2. The conference support device according to claim 1, further comprising:
a video input part into which a video obtained by photographing the conference participant is input, wherein
the hardware processor specifies the speaker from the video, and
recognizes the emotion of the specified speaker.
3. The conference support device according to claim 2, wherein
the hardware processor recognizes the emotion of the speaker from the video.
4. The conference support device according to claim 3, wherein
the hardware processor recognizes the emotion of the speaker from the video using a neural network.
5. The conference support device according to claim 3, wherein
the hardware processor recognizes the emotion from the video by using pattern matching for an action unit used in a facial expression description method.
6. The conference support device according to claim 1, wherein
the hardware processor recognizes the emotion of the speaker from the voice.
7. The conference support device according to claim 2, wherein
the hardware processor recognizes the emotion of the speaker from the video, and then recognizes the emotion of the speaker from the voice.
8. The conference support device according to claim 6, wherein
the hardware processor corrects a sound pressure level of the voice, and then recognizes the emotion of the speaker from the voice.
9. The conference support device according to claim 1, wherein
the hardware processor changes a conversion result from the voice to the text according to characteristics of a frequency of the voice.
10. The conference support device according to claim 1, wherein
the voice recognition model is an acoustic model and a language model corresponding to a plurality of emotions.
11. The conference support device according to claim 1, wherein
the storage part stores the voice recognition model corresponding to at least any two emotions of anger, disdain, disgust, fear, joy, neutrality, sadness, and surprise.
12. The conference support device according to claim 1, wherein
the hardware processor receives a change input of the voice recognition model from the conference participant and converts the voice into the text using the changed voice recognition model regardless of the recognized emotion.
13. A conference support system comprising:
the conference support device according to claim 1;
a microphone that is connected to a voice input part of the conference support device and collects a voice of a speaker; and
a display that is connected to an output part of the conference support device and displays a text.

* **Region annotation records**:

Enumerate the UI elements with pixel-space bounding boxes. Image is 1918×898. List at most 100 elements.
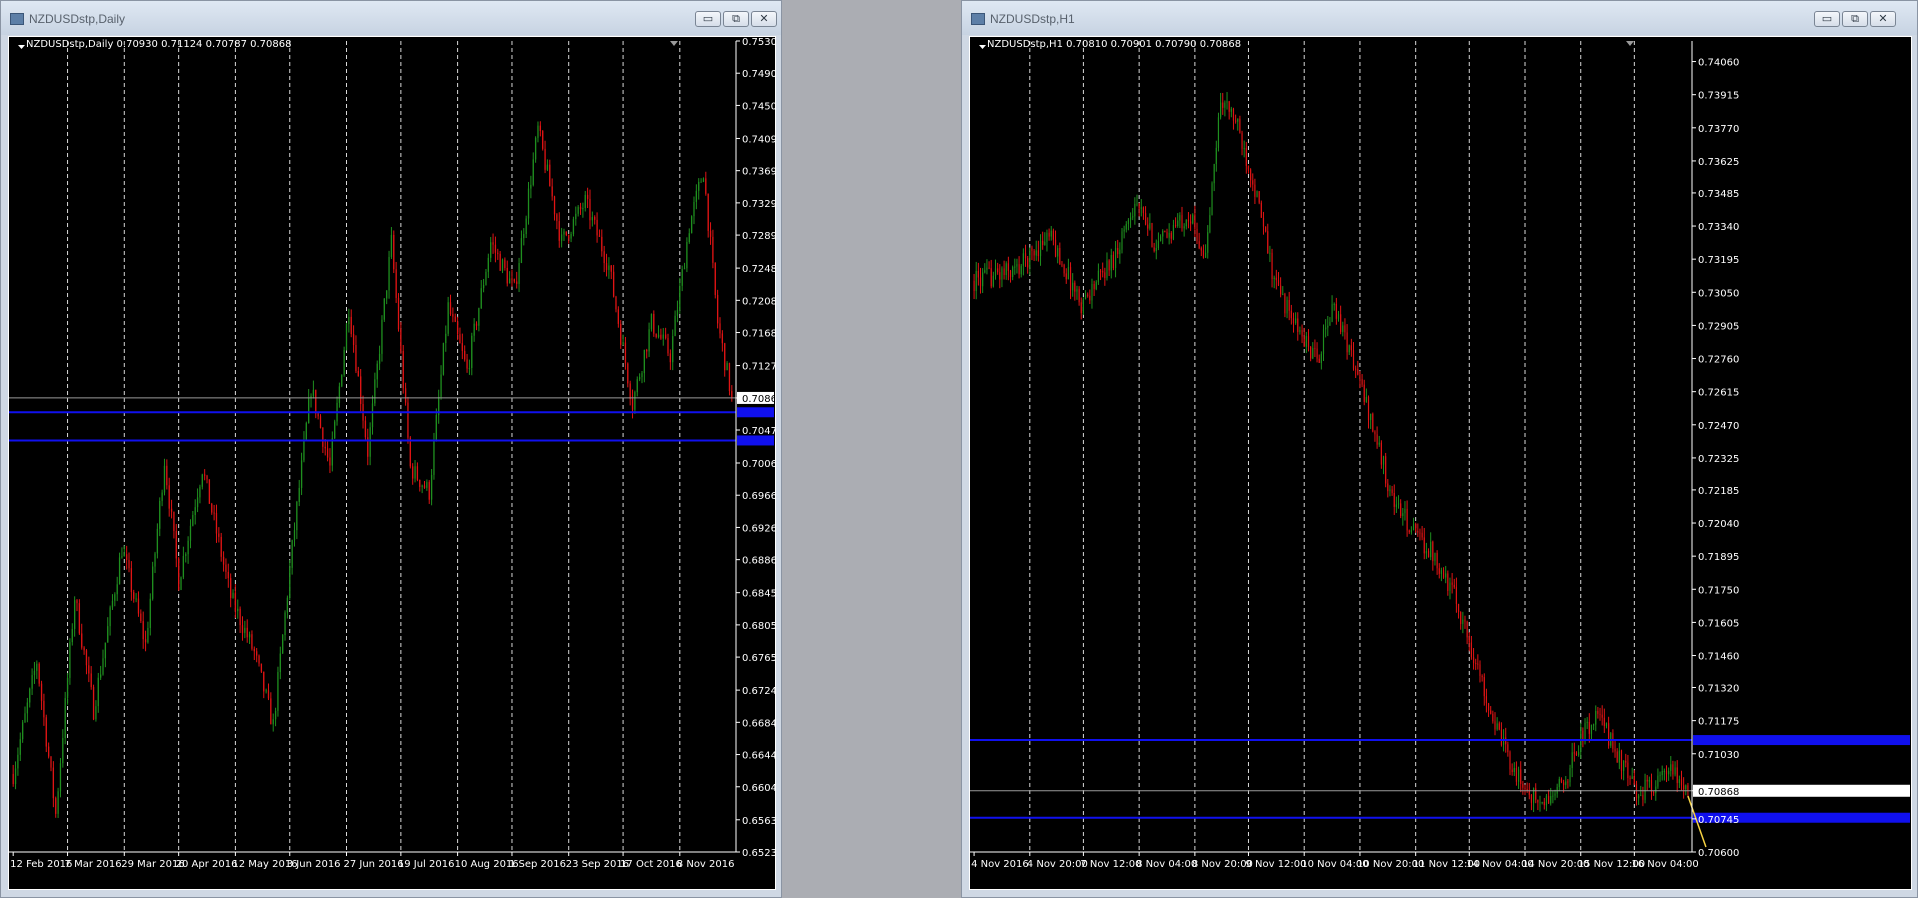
candle-body [492,242,494,245]
candle-body [549,164,551,187]
time-tick-label: 4 Nov 20:00 [1027,859,1088,870]
candle-body [516,281,518,284]
candle-body [1447,573,1449,591]
candlestick-chart-h1[interactable]: 0.74060 0.73915 0.73770 0.73625 0.73485 0.733… [970,37,1911,889]
price-tick-label: 0.71750 [1698,585,1739,596]
chart-background [970,37,1911,889]
candle-body [88,665,90,674]
candle-body [66,677,69,699]
close-button[interactable]: ✕ [751,11,777,27]
price-tick-label: 0.73625 [1698,157,1739,168]
price-tick-label: 0.73485 [1698,189,1739,200]
chart-window-icon [971,13,985,25]
candle-body [343,349,345,375]
candle-body [1084,294,1087,299]
candle-body [575,213,577,220]
candle-body [357,371,359,377]
candle-body [655,333,657,337]
candle-body [1121,231,1123,250]
candle-body [40,683,43,701]
candle-body [1601,714,1603,718]
candle-body [1659,775,1661,777]
candle-body [721,333,724,344]
candle-body [1275,277,1277,281]
candle-body [166,465,168,486]
candle-body [1382,456,1385,465]
candle-body [1170,232,1172,239]
candle-body [1129,217,1132,220]
price-tick-label: 0.74500 [742,101,775,112]
candle-body [442,343,445,375]
candle-body [1595,710,1597,725]
candle-body [296,501,298,531]
candle-body [1215,147,1217,164]
price-tick-label: 0.71175 [1698,717,1739,728]
chart-window-daily[interactable]: NZDUSDstp,Daily ▭ ⧉ ✕ 0.75300 0.74900 0.74… [0,0,782,898]
candle-body [1543,801,1545,806]
chart-area[interactable]: 0.74060 0.73915 0.73770 0.73625 0.73485 0.733… [969,36,1912,890]
candle-body [128,559,130,569]
candle-body [1080,302,1082,314]
candle-body [1367,396,1370,421]
candle-body [36,663,38,671]
title-bar[interactable]: NZDUSDstp,Daily ▭ ⧉ ✕ [1,1,781,35]
candle-body [568,234,570,239]
candle-body [461,343,463,351]
candle-body [1567,781,1569,783]
candle-body [168,485,170,509]
candle-body [1288,300,1290,311]
candle-body [1230,108,1232,112]
candle-body [187,540,189,555]
chart-window-h1[interactable]: NZDUSDstp,H1 ▭ ⧉ ✕ 0.74060 0.73915 0.73770… [961,0,1918,898]
candle-body [1537,799,1539,803]
candle-body [421,485,423,487]
candle-body [1417,531,1419,533]
candle-body [466,359,468,369]
candle-body [1629,777,1631,779]
candle-body [1419,532,1421,534]
title-bar[interactable]: NZDUSDstp,H1 ▭ ⧉ ✕ [962,1,1917,35]
candle-body [140,613,142,622]
restore-button[interactable]: ⧉ [723,11,749,27]
candle-body [97,677,99,707]
minimize-button[interactable]: ▭ [1814,11,1840,27]
candle-body [698,181,700,191]
candle-body [990,268,992,287]
minimize-button[interactable]: ▭ [695,11,721,27]
candle-body [185,554,187,556]
candle-body [988,267,990,269]
candle-body [627,363,629,384]
chart-window-icon [10,13,24,25]
candle-body [1280,285,1282,295]
restore-button[interactable]: ⧉ [1842,11,1868,27]
candle-body [999,272,1001,280]
candle-body [386,290,388,299]
candle-body [1638,795,1640,799]
candle-body [1657,775,1659,787]
price-tick-label: 0.66040 [742,783,775,794]
candle-body [705,178,707,194]
candle-body [1112,254,1115,268]
candle-body [1181,215,1183,229]
price-tick-label: 0.72905 [1698,321,1739,332]
candle-body [1560,778,1563,783]
chart-area[interactable]: 0.75300 0.74900 0.74500 0.74090 0.73690 0.732… [8,36,776,890]
candle-body [213,512,215,514]
candle-body [52,767,55,799]
candle-body [1327,325,1329,328]
price-tick-label: 0.72040 [1698,519,1739,530]
candle-body [1162,230,1164,237]
candle-body [1089,295,1091,301]
candle-body [1502,737,1505,745]
candle-body [1265,226,1267,232]
candle-body [355,344,357,372]
candlestick-chart-daily[interactable]: 0.75300 0.74900 0.74500 0.74090 0.73690 0.732… [9,37,775,889]
candle-body [1599,713,1601,715]
candle-body [1665,770,1668,775]
price-tick-label: 0.72890 [742,231,775,242]
price-tick-label: 0.65630 [742,816,775,827]
candle-body [298,487,300,502]
candle-body [248,634,251,638]
candle-body [78,603,81,634]
close-button[interactable]: ✕ [1870,11,1896,27]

* **Required work**:
1. List the emotions named in the conference support device claims for which the storage part stores a voice recognition model.
2. Extend the conference support device claims past the final claim shown, keeping the same numbering and claim wording.

* **Solved problems**:
1. anger, disdain, disgust, fear, joy, neutrality, sadness, surprise

2.
14. A conference support system comprising:
the conference support device according to claim 2;
a microphone that is connected to a voice input part of the conference support device and collects a voice of a speaker;
a camera that is connected to a video input part of the conference support device and photographs the speaker; and
a display that is connected to an output part of the conference support device and displays a text.
15. A non-transitory recording medium storing a computer readable conference support program causing a computer to perform:
(a) collecting a voice of a speaker among conference participants;
(b) recognizing an emotion of the speaker; and
(c) converting the voice collected in the (a) into a text by using a voice recognition model corresponding to the emotion of the speaker recognized in the (a).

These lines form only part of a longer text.